### [Stated exercise]
Every line below that holds the string "area" should be copied out.

Source data:
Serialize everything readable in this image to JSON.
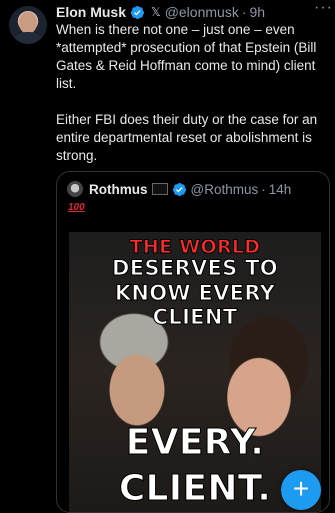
{
  "author": {
    "name": "Elon Musk",
    "handle": "@elonmusk",
    "time": "9h",
    "x_logo": "𝕏",
    "verified_icon": "verified-badge-icon",
    "more_label": "···"
  },
  "tweet": {
    "paragraph1": "When is there not one – just one – even *attempted* prosecution of that Epstein (Bill Gates & Reid Hoffman come to mind) client list.",
    "paragraph2": "Either FBI does their duty or the case for an entire departmental reset or abolishment is strong."
  },
  "quote": {
    "name": "Rothmus",
    "handle": "@Rothmus",
    "time": "14h",
    "emoji": "100",
    "image_text": {
      "line1": "THE WORLD",
      "line2": "DESERVES TO",
      "line3": "KNOW EVERY CLIENT",
      "line4": "EVERY.",
      "line5": "CLIENT."
    }
  },
  "compose_button": {
    "label": "+"
  },
  "colors": {
    "background": "#000000",
    "text": "#e7e9ea",
    "secondary": "#8b98a5",
    "accent": "#1d9bf0",
    "headline_red": "#ff2b2b"
  }
}
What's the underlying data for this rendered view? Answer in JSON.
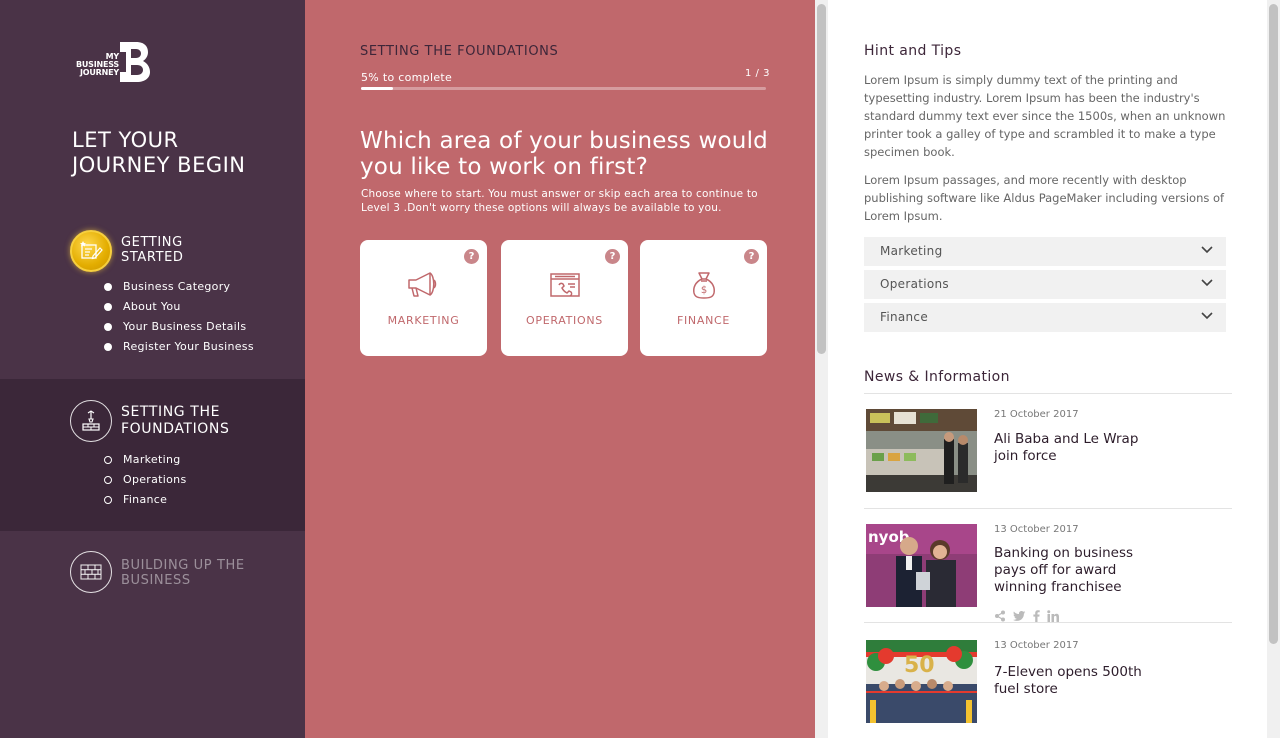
{
  "brand": {
    "logo_line1": "MY",
    "logo_line2": "BUSINESS",
    "logo_line3": "JOURNEY"
  },
  "sidebar": {
    "hero_line1": "LET YOUR",
    "hero_line2": "JOURNEY BEGIN",
    "stages": [
      {
        "title_line1": "GETTING",
        "title_line2": "STARTED",
        "status": "complete",
        "items": [
          "Business Category",
          "About You",
          "Your Business Details",
          "Register Your Business"
        ]
      },
      {
        "title_line1": "SETTING THE",
        "title_line2": "FOUNDATIONS",
        "status": "active",
        "items": [
          "Marketing",
          "Operations",
          "Finance"
        ]
      },
      {
        "title_line1": "BUILDING UP THE",
        "title_line2": "BUSINESS",
        "status": "locked",
        "items": []
      }
    ]
  },
  "main": {
    "section_label": "SETTING THE FOUNDATIONS",
    "progress_text": "5% to complete",
    "progress_value": 0.08,
    "step_indicator": "1 / 3",
    "question": "Which area of your business would you like to work on first?",
    "instructions": "Choose where to start. You must answer or skip each area to continue to Level 3 .Don't worry these options will always be available to you.",
    "cards": [
      {
        "label": "MARKETING",
        "icon": "megaphone-icon",
        "help": "?"
      },
      {
        "label": "OPERATIONS",
        "icon": "operations-icon",
        "help": "?"
      },
      {
        "label": "FINANCE",
        "icon": "money-bag-icon",
        "help": "?"
      }
    ],
    "accent_color": "#c0686c"
  },
  "right": {
    "hint_title": "Hint and Tips",
    "hint_p1": "Lorem Ipsum is simply dummy text of the printing and typesetting industry. Lorem Ipsum has been the industry's standard dummy text ever since the 1500s, when an unknown printer took a galley of type and scrambled it to make a type specimen book.",
    "hint_p2": "Lorem Ipsum passages, and more recently with desktop publishing software like Aldus PageMaker including versions of Lorem Ipsum.",
    "accordion": [
      "Marketing",
      "Operations",
      "Finance"
    ],
    "news_title": "News & Information",
    "news": [
      {
        "date": "21 October 2017",
        "headline": "Ali Baba and Le Wrap join force"
      },
      {
        "date": "13 October 2017",
        "headline": "Banking on business pays off for award winning franchisee"
      },
      {
        "date": "13 October 2017",
        "headline": "7-Eleven opens 500th fuel store"
      }
    ]
  },
  "colors": {
    "sidebar_bg": "#4a3347",
    "sidebar_active_bg": "#3b2739",
    "main_bg": "#c0686c",
    "gold": "#e3ad00"
  }
}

### [Answer for the task]
    "question": "Which area of your business would you like to work on first?",
    "instructions": "Choose where to start. You must answer or skip each area to continue to Level 3 .Don't worry these options will always be available to you.",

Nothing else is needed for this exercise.